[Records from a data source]
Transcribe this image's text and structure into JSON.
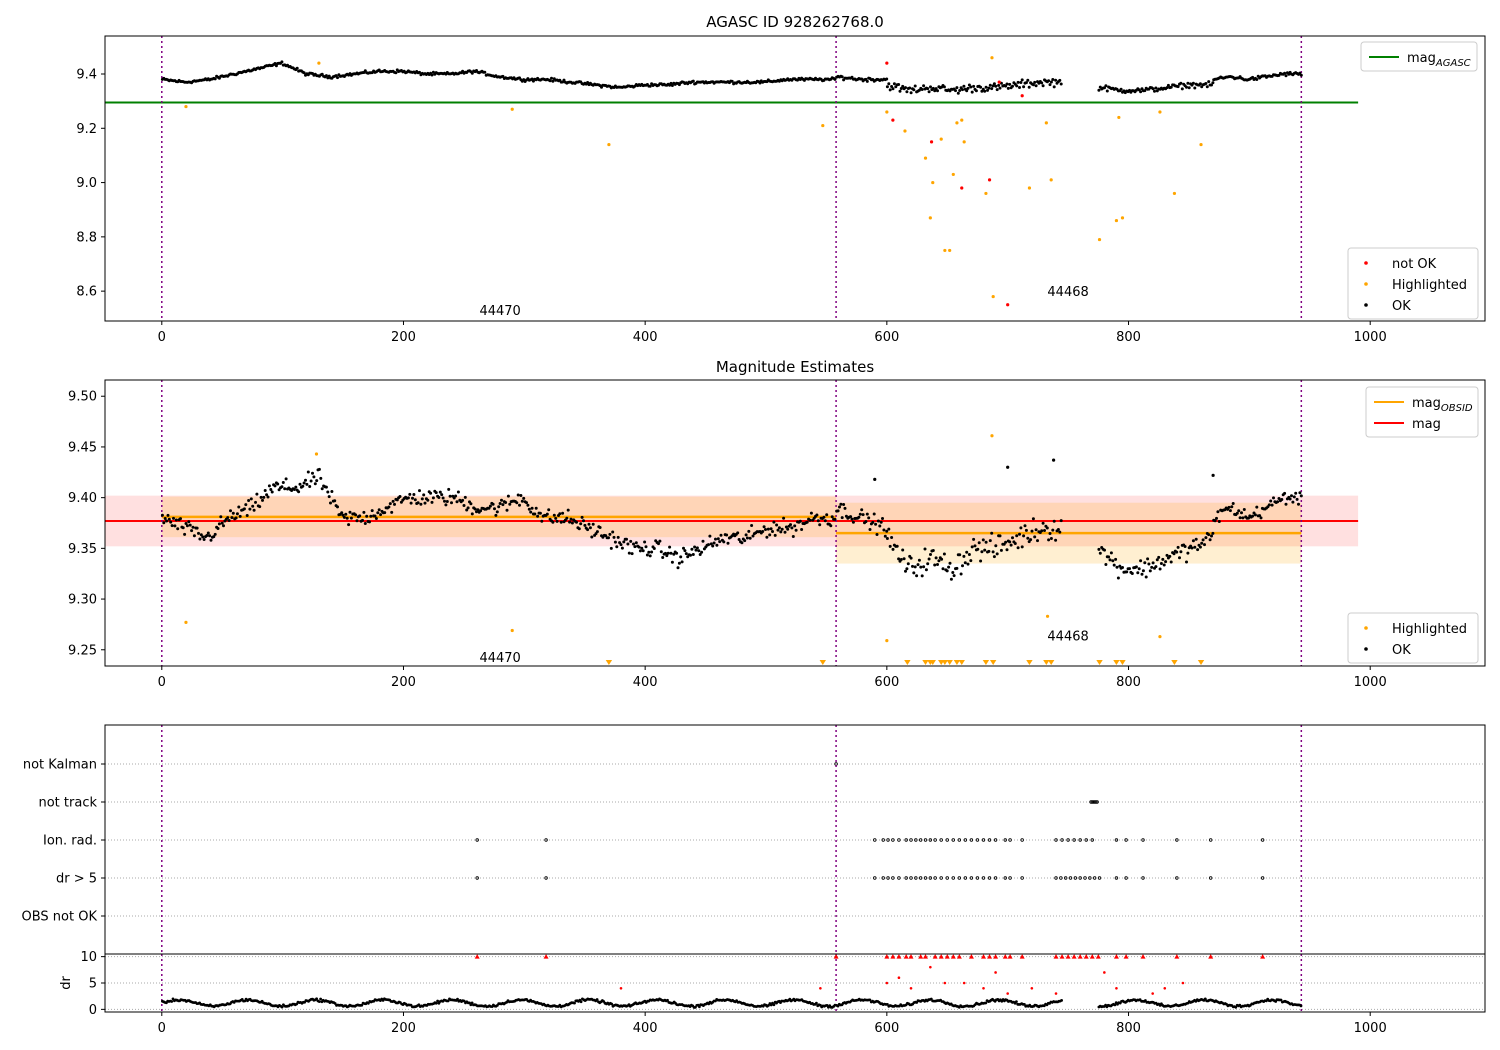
{
  "figure": {
    "title": "AGASC ID 928262768.0",
    "x_ticks": [
      "0",
      "200",
      "400",
      "600",
      "800",
      "1000"
    ]
  },
  "chart_data": [
    {
      "type": "scatter",
      "title": "AGASC ID 928262768.0",
      "xlim": [
        -47,
        1095
      ],
      "ylim": [
        8.49,
        9.54
      ],
      "y_ticks": [
        "8.6",
        "8.8",
        "9.0",
        "9.2",
        "9.4"
      ],
      "mag_agasc": 9.295,
      "obsid_boundaries": [
        0,
        558,
        943
      ],
      "obsid_labels": [
        {
          "text": "44470",
          "x": 280,
          "y": 8.53
        },
        {
          "text": "44468",
          "x": 750,
          "y": 8.6
        }
      ],
      "series": [
        {
          "name": "OK",
          "color": "#000000",
          "segments": [
            {
              "x0": 0,
              "x1": 558,
              "wave": [
                9.38,
                9.37,
                9.38,
                9.4,
                9.42,
                9.44,
                9.4,
                9.39,
                9.4,
                9.41,
                9.41,
                9.4,
                9.4,
                9.41,
                9.39,
                9.38,
                9.38,
                9.37,
                9.36,
                9.35,
                9.36,
                9.36,
                9.37,
                9.37,
                9.37,
                9.37,
                9.38,
                9.38,
                9.38
              ],
              "spread": 0.008
            },
            {
              "x0": 558,
              "x1": 600,
              "wave": [
                9.39,
                9.38,
                9.38
              ],
              "spread": 0.01
            },
            {
              "x0": 600,
              "x1": 745,
              "wave": [
                9.36,
                9.34,
                9.35,
                9.34,
                9.35,
                9.35,
                9.36,
                9.37,
                9.37
              ],
              "spread": 0.022
            },
            {
              "x0": 775,
              "x1": 870,
              "wave": [
                9.35,
                9.34,
                9.34,
                9.35,
                9.36,
                9.36
              ],
              "spread": 0.014
            },
            {
              "x0": 870,
              "x1": 943,
              "wave": [
                9.38,
                9.39,
                9.38,
                9.39,
                9.4,
                9.4
              ],
              "spread": 0.01
            }
          ]
        },
        {
          "name": "Highlighted",
          "color": "#ffa500",
          "points": [
            [
              20,
              9.28
            ],
            [
              290,
              9.27
            ],
            [
              370,
              9.14
            ],
            [
              130,
              9.44
            ],
            [
              547,
              9.21
            ],
            [
              600,
              9.26
            ],
            [
              615,
              9.19
            ],
            [
              632,
              9.09
            ],
            [
              636,
              8.87
            ],
            [
              638,
              9.0
            ],
            [
              645,
              9.16
            ],
            [
              648,
              8.75
            ],
            [
              652,
              8.75
            ],
            [
              655,
              9.03
            ],
            [
              658,
              9.22
            ],
            [
              662,
              9.23
            ],
            [
              664,
              9.15
            ],
            [
              682,
              8.96
            ],
            [
              687,
              9.46
            ],
            [
              688,
              8.58
            ],
            [
              718,
              8.98
            ],
            [
              732,
              9.22
            ],
            [
              736,
              9.01
            ],
            [
              776,
              8.79
            ],
            [
              790,
              8.86
            ],
            [
              795,
              8.87
            ],
            [
              792,
              9.24
            ],
            [
              826,
              9.26
            ],
            [
              838,
              8.96
            ],
            [
              860,
              9.14
            ]
          ]
        },
        {
          "name": "not OK",
          "color": "#ff0000",
          "points": [
            [
              600,
              9.44
            ],
            [
              605,
              9.23
            ],
            [
              637,
              9.15
            ],
            [
              662,
              8.98
            ],
            [
              685,
              9.01
            ],
            [
              700,
              8.55
            ],
            [
              712,
              9.32
            ],
            [
              693,
              9.37
            ]
          ]
        }
      ]
    },
    {
      "type": "scatter",
      "title": "Magnitude Estimates",
      "xlim": [
        -47,
        1095
      ],
      "ylim": [
        9.234,
        9.516
      ],
      "y_ticks": [
        "9.25",
        "9.30",
        "9.35",
        "9.40",
        "9.45",
        "9.50"
      ],
      "mag": 9.377,
      "mag_band": [
        9.352,
        9.402
      ],
      "mag_obsid": [
        {
          "x0": 0,
          "x1": 558,
          "value": 9.381,
          "band": [
            9.361,
            9.401
          ]
        },
        {
          "x0": 558,
          "x1": 943,
          "value": 9.365,
          "band": [
            9.335,
            9.395
          ]
        }
      ],
      "obsid_boundaries": [
        0,
        558,
        943
      ],
      "obsid_labels": [
        {
          "text": "44470",
          "x": 280,
          "y": 9.243
        },
        {
          "text": "44468",
          "x": 750,
          "y": 9.264
        }
      ],
      "series": [
        {
          "name": "OK",
          "color": "#000000",
          "segments": [
            {
              "x0": 0,
              "x1": 558,
              "wave": [
                9.38,
                9.37,
                9.36,
                9.38,
                9.39,
                9.41,
                9.41,
                9.42,
                9.38,
                9.38,
                9.39,
                9.4,
                9.4,
                9.4,
                9.39,
                9.39,
                9.4,
                9.38,
                9.38,
                9.37,
                9.36,
                9.35,
                9.35,
                9.34,
                9.35,
                9.36,
                9.36,
                9.37,
                9.37,
                9.38,
                9.38
              ],
              "spread": 0.012
            },
            {
              "x0": 558,
              "x1": 600,
              "wave": [
                9.39,
                9.38,
                9.37
              ],
              "spread": 0.012
            },
            {
              "x0": 600,
              "x1": 745,
              "wave": [
                9.36,
                9.33,
                9.34,
                9.33,
                9.35,
                9.35,
                9.36,
                9.37,
                9.37
              ],
              "spread": 0.018
            },
            {
              "x0": 775,
              "x1": 870,
              "wave": [
                9.35,
                9.33,
                9.33,
                9.34,
                9.35,
                9.36
              ],
              "spread": 0.014
            },
            {
              "x0": 870,
              "x1": 943,
              "wave": [
                9.38,
                9.39,
                9.38,
                9.39,
                9.4,
                9.4
              ],
              "spread": 0.01
            }
          ]
        },
        {
          "name": "Highlighted",
          "color": "#ffa500",
          "points": [
            [
              20,
              9.277
            ],
            [
              290,
              9.269
            ],
            [
              128,
              9.443
            ],
            [
              600,
              9.259
            ],
            [
              687,
              9.461
            ],
            [
              733,
              9.283
            ],
            [
              826,
              9.263
            ]
          ]
        },
        {
          "name": "Highlighted (below range)",
          "color": "#ffa500",
          "marker": "triangle-down",
          "points": [
            [
              370,
              9.234
            ],
            [
              547,
              9.234
            ],
            [
              617,
              9.234
            ],
            [
              632,
              9.234
            ],
            [
              636,
              9.234
            ],
            [
              638,
              9.234
            ],
            [
              645,
              9.234
            ],
            [
              648,
              9.234
            ],
            [
              652,
              9.234
            ],
            [
              658,
              9.234
            ],
            [
              662,
              9.234
            ],
            [
              682,
              9.234
            ],
            [
              688,
              9.234
            ],
            [
              718,
              9.234
            ],
            [
              732,
              9.234
            ],
            [
              736,
              9.234
            ],
            [
              776,
              9.234
            ],
            [
              790,
              9.234
            ],
            [
              795,
              9.234
            ],
            [
              838,
              9.234
            ],
            [
              860,
              9.234
            ]
          ]
        }
      ],
      "extra_ok_points": [
        [
          700,
          9.43
        ],
        [
          738,
          9.437
        ],
        [
          590,
          9.418
        ],
        [
          870,
          9.422
        ]
      ]
    },
    {
      "type": "scatter",
      "title": "",
      "xlim": [
        -47,
        1095
      ],
      "categories": [
        "not Kalman",
        "not track",
        "Ion. rad.",
        "dr > 5",
        "OBS not OK"
      ],
      "flags": {
        "not Kalman": [
          558
        ],
        "not track": [
          769,
          770,
          771,
          772,
          773,
          774
        ],
        "Ion. rad.": [
          261,
          318,
          590,
          597,
          601,
          605,
          610,
          616,
          620,
          624,
          628,
          632,
          636,
          640,
          645,
          650,
          655,
          660,
          665,
          670,
          675,
          680,
          685,
          690,
          698,
          702,
          712,
          740,
          745,
          750,
          755,
          760,
          765,
          770,
          790,
          798,
          812,
          840,
          868,
          911
        ],
        "dr > 5": [
          261,
          318,
          590,
          597,
          601,
          605,
          610,
          616,
          620,
          624,
          628,
          632,
          636,
          640,
          645,
          650,
          655,
          660,
          665,
          670,
          675,
          680,
          685,
          690,
          698,
          702,
          712,
          740,
          744,
          748,
          752,
          756,
          760,
          764,
          768,
          772,
          776,
          790,
          798,
          812,
          840,
          868,
          911
        ],
        "OBS not OK": []
      }
    },
    {
      "type": "scatter",
      "title": "",
      "ylabel": "dr",
      "xlim": [
        -47,
        1095
      ],
      "ylim": [
        -0.5,
        10.5
      ],
      "y_ticks": [
        "0",
        "5",
        "10"
      ],
      "clip_value": 10,
      "series": [
        {
          "name": "dr",
          "color": "#000000",
          "baseline": 1.2,
          "spread": 0.6
        },
        {
          "name": "dr large",
          "color": "#ff0000",
          "points": [
            [
              261,
              10
            ],
            [
              318,
              10
            ],
            [
              380,
              4
            ],
            [
              545,
              4
            ],
            [
              558,
              10
            ],
            [
              600,
              10
            ],
            [
              605,
              10
            ],
            [
              610,
              10
            ],
            [
              616,
              10
            ],
            [
              620,
              10
            ],
            [
              628,
              10
            ],
            [
              632,
              10
            ],
            [
              640,
              10
            ],
            [
              645,
              10
            ],
            [
              650,
              10
            ],
            [
              655,
              10
            ],
            [
              660,
              10
            ],
            [
              670,
              10
            ],
            [
              680,
              10
            ],
            [
              685,
              10
            ],
            [
              690,
              10
            ],
            [
              698,
              10
            ],
            [
              702,
              10
            ],
            [
              712,
              10
            ],
            [
              740,
              10
            ],
            [
              745,
              10
            ],
            [
              750,
              10
            ],
            [
              755,
              10
            ],
            [
              760,
              10
            ],
            [
              765,
              10
            ],
            [
              770,
              10
            ],
            [
              775,
              10
            ],
            [
              790,
              10
            ],
            [
              798,
              10
            ],
            [
              812,
              10
            ],
            [
              840,
              10
            ],
            [
              868,
              10
            ],
            [
              911,
              10
            ],
            [
              600,
              5
            ],
            [
              610,
              6
            ],
            [
              620,
              4
            ],
            [
              636,
              8
            ],
            [
              648,
              5
            ],
            [
              664,
              5
            ],
            [
              680,
              4
            ],
            [
              690,
              7
            ],
            [
              700,
              3
            ],
            [
              720,
              4
            ],
            [
              740,
              3
            ],
            [
              780,
              7
            ],
            [
              790,
              4
            ],
            [
              820,
              3
            ],
            [
              830,
              4
            ],
            [
              845,
              5
            ]
          ]
        }
      ]
    }
  ],
  "legends": {
    "panel1_top": [
      {
        "label": "mag",
        "sub": "AGASC",
        "color": "#008000"
      }
    ],
    "panel1_bottom": [
      {
        "label": "not OK",
        "color": "#ff0000"
      },
      {
        "label": "Highlighted",
        "color": "#ffa500"
      },
      {
        "label": "OK",
        "color": "#000000"
      }
    ],
    "panel2_top": [
      {
        "label": "mag",
        "sub": "OBSID",
        "color": "#ffa500"
      },
      {
        "label": "mag",
        "sub": "",
        "color": "#ff0000"
      }
    ],
    "panel2_bottom": [
      {
        "label": "Highlighted",
        "color": "#ffa500"
      },
      {
        "label": "OK",
        "color": "#000000"
      }
    ]
  }
}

• [WRITTEN PROBLEM] List each line of the entries that holds the string "title".

• [SOLUTION TO THIS PROBLEM]
    "title": "AGASC ID 928262768.0",
      "title": "AGASC ID 928262768.0",
      "title": "Magnitude Estimates",
      "title": "",
      "title": "",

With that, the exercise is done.